Select the lines that contain "ylabel" and copy each of them.
--- Working data ---
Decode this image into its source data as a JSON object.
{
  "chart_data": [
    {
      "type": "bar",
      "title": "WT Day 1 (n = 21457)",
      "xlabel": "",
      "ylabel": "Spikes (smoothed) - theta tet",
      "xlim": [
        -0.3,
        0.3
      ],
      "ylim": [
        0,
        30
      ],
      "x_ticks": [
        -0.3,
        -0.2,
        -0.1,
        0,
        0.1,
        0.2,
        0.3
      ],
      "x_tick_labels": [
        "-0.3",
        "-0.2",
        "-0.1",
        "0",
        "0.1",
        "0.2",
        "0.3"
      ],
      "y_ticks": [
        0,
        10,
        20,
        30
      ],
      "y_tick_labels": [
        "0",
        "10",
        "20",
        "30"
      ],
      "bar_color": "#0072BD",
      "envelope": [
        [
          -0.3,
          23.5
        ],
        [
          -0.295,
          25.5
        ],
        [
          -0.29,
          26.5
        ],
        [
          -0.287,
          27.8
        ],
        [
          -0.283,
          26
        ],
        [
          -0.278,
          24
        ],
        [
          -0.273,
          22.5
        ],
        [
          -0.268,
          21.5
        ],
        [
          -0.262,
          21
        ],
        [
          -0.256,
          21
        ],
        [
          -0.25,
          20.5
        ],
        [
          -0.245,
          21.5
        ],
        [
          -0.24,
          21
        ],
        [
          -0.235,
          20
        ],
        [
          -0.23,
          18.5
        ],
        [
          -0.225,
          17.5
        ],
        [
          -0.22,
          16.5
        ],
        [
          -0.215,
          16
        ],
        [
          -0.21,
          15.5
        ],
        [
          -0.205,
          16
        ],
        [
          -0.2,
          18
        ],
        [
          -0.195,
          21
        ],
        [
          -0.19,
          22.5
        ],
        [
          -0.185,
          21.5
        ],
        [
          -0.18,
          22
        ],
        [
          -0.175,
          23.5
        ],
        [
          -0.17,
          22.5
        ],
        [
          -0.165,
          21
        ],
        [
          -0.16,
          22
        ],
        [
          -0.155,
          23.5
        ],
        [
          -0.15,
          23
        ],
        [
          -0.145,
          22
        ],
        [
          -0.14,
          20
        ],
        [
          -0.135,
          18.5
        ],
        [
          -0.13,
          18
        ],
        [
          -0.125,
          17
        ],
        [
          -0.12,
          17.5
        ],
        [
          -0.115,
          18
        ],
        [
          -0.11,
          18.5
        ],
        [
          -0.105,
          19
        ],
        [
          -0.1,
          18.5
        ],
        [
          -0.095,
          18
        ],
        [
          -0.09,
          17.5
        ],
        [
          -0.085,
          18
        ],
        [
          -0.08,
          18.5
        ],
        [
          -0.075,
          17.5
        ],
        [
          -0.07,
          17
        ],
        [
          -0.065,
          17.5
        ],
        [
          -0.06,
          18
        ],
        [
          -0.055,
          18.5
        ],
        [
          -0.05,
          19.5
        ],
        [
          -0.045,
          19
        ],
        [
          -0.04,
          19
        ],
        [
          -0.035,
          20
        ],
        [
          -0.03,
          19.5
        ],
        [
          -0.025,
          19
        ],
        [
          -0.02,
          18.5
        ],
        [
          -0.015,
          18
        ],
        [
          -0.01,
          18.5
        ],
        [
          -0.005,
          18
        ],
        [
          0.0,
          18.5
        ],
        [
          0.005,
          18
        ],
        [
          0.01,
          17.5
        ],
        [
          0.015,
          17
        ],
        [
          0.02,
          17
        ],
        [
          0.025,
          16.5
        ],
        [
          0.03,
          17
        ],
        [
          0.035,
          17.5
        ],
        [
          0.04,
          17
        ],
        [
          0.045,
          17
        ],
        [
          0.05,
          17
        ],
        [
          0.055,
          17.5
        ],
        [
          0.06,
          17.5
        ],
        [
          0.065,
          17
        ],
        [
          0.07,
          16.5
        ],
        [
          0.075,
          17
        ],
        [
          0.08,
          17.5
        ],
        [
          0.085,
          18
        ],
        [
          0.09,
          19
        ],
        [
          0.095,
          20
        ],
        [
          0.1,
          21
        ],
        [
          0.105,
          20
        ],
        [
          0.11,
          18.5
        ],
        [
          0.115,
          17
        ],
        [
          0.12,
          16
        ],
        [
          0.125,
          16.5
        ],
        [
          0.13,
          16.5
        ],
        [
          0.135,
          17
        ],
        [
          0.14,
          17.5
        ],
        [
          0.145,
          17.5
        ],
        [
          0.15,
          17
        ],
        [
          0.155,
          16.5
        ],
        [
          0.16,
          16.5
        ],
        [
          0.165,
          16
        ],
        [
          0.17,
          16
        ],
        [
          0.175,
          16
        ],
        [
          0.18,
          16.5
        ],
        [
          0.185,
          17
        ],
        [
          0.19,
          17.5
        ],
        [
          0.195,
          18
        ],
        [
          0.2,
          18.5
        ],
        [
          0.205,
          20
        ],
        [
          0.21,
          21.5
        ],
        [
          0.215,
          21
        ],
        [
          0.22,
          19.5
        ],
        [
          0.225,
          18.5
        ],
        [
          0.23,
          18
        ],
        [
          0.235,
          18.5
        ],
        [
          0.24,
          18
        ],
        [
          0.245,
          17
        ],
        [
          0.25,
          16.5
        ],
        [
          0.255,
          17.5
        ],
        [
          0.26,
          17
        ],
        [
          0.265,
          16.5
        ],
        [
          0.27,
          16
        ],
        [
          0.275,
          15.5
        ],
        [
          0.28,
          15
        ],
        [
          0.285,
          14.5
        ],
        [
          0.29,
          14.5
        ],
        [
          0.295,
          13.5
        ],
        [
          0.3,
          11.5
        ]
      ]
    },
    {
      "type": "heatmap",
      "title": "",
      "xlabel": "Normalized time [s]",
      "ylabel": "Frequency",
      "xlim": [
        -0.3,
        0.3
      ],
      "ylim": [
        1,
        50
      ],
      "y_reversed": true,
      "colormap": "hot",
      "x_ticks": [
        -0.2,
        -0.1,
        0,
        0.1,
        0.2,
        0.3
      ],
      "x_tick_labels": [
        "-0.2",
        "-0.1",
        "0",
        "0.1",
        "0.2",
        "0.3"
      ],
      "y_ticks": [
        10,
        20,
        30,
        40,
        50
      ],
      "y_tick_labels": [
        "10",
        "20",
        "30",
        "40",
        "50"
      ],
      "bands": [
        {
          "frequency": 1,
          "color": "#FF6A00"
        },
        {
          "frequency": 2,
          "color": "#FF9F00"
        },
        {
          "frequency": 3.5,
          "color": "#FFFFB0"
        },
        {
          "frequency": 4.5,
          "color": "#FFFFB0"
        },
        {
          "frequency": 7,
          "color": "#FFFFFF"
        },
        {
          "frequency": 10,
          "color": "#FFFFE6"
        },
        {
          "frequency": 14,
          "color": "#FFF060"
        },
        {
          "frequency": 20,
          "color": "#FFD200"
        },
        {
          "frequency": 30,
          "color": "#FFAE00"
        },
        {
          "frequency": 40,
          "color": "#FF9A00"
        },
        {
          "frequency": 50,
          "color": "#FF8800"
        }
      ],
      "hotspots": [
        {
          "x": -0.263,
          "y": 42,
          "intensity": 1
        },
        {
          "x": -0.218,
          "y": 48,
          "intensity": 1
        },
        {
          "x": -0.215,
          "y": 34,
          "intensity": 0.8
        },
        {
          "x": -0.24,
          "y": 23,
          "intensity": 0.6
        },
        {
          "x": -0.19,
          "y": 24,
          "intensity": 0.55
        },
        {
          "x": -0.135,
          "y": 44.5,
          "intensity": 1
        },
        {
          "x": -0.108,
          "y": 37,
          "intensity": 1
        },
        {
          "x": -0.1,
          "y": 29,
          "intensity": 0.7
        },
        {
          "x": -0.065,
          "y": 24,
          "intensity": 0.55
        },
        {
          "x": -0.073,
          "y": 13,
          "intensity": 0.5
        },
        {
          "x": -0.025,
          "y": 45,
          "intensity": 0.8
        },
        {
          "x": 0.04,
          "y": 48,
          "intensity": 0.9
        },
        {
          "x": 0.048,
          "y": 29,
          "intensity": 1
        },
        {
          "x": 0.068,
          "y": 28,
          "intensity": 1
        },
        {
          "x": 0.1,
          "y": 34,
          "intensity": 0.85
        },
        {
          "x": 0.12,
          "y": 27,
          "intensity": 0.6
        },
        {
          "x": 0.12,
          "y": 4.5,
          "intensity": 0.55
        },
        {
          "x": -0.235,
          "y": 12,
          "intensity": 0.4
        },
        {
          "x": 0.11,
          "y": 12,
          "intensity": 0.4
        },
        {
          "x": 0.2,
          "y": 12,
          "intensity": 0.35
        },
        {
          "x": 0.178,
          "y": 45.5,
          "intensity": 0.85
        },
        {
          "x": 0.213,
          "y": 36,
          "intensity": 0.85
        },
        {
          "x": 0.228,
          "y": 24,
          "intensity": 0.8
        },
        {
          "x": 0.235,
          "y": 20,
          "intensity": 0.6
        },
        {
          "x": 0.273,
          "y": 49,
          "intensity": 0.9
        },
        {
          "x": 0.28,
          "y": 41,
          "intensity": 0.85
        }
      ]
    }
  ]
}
---
§ Reply to the exercise:
      "ylabel": "Spikes (smoothed) - theta tet",
      "ylabel": "Frequency",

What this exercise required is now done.